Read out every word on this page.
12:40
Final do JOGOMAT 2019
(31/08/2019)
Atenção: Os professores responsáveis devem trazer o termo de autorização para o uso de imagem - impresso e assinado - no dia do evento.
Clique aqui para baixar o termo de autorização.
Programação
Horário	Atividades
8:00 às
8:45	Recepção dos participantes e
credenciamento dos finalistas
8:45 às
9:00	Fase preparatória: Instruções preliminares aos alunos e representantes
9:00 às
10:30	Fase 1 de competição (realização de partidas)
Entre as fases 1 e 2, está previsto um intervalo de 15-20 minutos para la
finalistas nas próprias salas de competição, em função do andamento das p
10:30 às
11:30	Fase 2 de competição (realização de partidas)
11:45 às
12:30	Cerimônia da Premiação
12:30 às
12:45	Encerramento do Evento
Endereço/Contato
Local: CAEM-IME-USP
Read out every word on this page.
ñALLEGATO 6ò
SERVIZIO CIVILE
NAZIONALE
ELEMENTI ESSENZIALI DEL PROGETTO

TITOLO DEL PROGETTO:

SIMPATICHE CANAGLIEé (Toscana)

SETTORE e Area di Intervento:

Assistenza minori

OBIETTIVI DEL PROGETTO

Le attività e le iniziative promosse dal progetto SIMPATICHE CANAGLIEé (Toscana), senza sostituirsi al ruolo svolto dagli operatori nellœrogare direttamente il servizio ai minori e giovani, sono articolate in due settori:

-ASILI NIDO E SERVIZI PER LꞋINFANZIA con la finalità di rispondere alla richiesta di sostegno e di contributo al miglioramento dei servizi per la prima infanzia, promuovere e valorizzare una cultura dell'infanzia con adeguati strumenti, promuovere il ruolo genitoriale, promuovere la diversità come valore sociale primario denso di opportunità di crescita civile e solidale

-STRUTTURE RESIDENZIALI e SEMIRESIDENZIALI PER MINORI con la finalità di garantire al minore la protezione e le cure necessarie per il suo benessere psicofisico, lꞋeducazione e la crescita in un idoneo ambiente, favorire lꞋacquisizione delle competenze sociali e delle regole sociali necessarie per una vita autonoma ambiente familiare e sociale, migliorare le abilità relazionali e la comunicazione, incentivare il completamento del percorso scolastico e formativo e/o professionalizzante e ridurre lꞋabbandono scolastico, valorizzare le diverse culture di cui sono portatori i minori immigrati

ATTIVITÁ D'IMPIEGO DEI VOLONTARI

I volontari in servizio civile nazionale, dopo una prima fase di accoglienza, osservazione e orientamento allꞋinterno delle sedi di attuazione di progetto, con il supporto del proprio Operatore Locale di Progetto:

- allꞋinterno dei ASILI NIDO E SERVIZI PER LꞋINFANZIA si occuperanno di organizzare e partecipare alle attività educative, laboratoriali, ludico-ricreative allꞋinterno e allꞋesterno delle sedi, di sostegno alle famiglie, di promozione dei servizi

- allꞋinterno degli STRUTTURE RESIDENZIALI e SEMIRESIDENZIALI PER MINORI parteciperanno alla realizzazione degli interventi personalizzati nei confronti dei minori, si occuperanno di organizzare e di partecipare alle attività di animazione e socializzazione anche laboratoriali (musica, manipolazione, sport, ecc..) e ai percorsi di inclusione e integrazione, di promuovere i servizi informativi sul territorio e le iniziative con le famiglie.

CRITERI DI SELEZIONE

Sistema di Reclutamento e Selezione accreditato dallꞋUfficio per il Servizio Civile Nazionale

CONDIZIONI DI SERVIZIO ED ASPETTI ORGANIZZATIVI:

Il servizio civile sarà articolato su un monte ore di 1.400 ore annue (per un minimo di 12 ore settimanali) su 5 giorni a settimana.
- - -
Which lines above contain the word "competição"? Copy each of them.

### Response:
10:30	Fase 1 de competição (realização de partidas)
finalistas nas próprias salas de competição, em função do andamento das p
11:30	Fase 2 de competição (realização de partidas)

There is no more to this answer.